Look for the string "blazing" in the lines and copy each line that has it.

■ EXCERPTED RECORDS ■

....

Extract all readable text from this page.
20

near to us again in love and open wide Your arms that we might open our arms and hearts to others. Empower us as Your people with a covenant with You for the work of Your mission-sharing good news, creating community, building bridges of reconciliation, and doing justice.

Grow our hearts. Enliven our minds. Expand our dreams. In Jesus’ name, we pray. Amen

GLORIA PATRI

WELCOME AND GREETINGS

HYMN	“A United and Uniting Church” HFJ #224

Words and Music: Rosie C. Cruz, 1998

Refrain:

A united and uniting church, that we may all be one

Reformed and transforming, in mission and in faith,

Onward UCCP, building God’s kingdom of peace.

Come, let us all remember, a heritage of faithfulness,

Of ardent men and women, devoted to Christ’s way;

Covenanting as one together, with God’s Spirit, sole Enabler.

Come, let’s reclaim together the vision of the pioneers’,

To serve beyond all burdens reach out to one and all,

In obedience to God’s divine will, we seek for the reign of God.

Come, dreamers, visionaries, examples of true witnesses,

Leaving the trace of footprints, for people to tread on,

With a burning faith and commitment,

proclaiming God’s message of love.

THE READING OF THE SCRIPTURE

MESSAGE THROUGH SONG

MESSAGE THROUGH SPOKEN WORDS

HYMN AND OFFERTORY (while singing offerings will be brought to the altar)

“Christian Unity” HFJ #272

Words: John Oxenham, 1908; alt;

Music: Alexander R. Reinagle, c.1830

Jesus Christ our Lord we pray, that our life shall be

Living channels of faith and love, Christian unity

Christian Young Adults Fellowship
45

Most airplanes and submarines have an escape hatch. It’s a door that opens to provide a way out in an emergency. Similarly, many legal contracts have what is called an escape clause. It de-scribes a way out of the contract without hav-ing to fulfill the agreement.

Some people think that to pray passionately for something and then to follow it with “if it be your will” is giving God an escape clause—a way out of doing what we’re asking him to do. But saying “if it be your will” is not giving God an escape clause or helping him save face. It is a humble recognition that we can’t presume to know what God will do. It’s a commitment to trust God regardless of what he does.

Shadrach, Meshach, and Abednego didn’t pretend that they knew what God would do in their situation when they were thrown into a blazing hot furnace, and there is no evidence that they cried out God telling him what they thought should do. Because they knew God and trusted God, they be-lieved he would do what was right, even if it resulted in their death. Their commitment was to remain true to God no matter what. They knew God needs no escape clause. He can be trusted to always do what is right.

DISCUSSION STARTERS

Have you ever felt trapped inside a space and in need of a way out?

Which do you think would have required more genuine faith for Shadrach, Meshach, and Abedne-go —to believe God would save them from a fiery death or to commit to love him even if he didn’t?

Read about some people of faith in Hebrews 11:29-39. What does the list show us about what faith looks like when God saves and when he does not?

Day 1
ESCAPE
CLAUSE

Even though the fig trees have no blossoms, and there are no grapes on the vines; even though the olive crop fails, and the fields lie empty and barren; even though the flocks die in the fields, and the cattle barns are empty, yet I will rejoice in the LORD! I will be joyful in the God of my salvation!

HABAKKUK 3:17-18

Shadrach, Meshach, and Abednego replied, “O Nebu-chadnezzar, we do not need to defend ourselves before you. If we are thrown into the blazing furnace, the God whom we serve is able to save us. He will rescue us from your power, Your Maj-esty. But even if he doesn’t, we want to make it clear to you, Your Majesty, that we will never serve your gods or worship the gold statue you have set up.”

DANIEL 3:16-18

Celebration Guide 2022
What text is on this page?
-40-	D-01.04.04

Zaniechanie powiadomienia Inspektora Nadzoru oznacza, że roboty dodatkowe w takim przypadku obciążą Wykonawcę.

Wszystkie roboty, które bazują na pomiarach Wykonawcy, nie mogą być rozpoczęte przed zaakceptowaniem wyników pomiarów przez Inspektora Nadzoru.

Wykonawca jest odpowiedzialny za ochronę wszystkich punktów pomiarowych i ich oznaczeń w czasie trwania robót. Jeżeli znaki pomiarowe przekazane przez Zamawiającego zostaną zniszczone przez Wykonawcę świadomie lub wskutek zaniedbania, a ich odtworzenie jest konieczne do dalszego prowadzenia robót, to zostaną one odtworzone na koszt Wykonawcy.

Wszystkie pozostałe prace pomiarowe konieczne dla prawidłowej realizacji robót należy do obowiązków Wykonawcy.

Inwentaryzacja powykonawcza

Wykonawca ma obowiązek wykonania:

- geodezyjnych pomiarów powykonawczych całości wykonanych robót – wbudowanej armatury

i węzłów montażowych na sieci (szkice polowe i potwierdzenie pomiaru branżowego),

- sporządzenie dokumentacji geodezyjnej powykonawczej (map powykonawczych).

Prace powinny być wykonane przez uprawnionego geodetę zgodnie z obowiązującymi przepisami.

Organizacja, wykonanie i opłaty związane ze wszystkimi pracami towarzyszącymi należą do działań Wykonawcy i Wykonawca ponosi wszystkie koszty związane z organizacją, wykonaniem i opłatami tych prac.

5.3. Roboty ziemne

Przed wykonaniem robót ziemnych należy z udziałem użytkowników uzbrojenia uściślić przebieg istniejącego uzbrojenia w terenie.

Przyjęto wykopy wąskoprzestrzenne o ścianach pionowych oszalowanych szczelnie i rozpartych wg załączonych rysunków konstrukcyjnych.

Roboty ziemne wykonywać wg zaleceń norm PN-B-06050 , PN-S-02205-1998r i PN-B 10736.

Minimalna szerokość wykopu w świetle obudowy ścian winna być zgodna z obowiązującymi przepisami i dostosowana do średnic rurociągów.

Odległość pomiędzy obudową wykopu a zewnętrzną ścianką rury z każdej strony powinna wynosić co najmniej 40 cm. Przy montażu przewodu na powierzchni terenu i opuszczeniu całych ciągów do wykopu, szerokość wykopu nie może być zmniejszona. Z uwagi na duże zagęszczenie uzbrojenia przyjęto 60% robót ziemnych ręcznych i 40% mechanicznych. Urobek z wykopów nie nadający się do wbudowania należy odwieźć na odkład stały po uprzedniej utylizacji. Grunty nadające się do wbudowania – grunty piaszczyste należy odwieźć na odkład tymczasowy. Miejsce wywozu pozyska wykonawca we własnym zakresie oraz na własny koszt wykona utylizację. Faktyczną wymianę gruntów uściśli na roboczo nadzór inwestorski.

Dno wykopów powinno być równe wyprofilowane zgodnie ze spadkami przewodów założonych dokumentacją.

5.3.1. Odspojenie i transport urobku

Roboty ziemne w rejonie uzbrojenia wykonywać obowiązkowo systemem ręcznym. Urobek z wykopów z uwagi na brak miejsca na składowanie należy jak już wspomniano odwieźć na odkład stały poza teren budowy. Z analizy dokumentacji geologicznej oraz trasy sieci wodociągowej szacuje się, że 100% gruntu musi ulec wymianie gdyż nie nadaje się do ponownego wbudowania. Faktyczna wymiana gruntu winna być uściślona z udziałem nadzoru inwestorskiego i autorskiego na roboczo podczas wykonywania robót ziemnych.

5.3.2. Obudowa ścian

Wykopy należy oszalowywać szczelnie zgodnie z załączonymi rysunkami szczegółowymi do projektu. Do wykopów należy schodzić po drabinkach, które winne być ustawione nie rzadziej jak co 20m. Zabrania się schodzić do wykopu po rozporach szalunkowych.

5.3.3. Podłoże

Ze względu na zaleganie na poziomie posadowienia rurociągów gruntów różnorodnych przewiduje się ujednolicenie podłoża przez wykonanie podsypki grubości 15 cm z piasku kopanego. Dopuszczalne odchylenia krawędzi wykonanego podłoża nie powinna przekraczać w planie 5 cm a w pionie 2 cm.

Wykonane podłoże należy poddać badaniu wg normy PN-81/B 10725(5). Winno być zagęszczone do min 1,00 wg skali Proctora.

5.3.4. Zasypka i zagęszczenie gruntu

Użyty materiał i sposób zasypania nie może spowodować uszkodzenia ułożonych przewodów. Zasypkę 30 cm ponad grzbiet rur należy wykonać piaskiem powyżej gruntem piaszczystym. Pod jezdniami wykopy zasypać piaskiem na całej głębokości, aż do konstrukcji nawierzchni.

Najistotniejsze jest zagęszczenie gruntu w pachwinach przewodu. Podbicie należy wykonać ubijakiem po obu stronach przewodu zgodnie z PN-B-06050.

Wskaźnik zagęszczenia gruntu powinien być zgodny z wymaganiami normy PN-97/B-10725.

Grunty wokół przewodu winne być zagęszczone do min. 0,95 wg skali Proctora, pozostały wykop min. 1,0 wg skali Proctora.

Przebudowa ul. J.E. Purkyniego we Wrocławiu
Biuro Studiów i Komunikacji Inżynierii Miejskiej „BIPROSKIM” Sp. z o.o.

....

■ ANSWER TO THIS TASK ■
Shadrach, Meshach, and Abednego didn’t pretend that they knew what God would do in their situation when they were thrown into a blazing hot furnace, and there is no evidence that they cried out God telling him what they thought should do. Because they knew God and trusted God, they be-lieved he would do what was right, even if it resulted in their death. Their commitment was to remain true to God no matter what. They knew God needs no escape clause. He can be trusted to always do what is right.
Shadrach, Meshach, and Abednego replied, “O Nebu-chadnezzar, we do not need to defend ourselves before you. If we are thrown into the blazing furnace, the God whom we serve is able to save us. He will rescue us from your power, Your Maj-esty. But even if he doesn’t, we want to make it clear to you, Your Majesty, that we will never serve your gods or worship the gold statue you have set up.”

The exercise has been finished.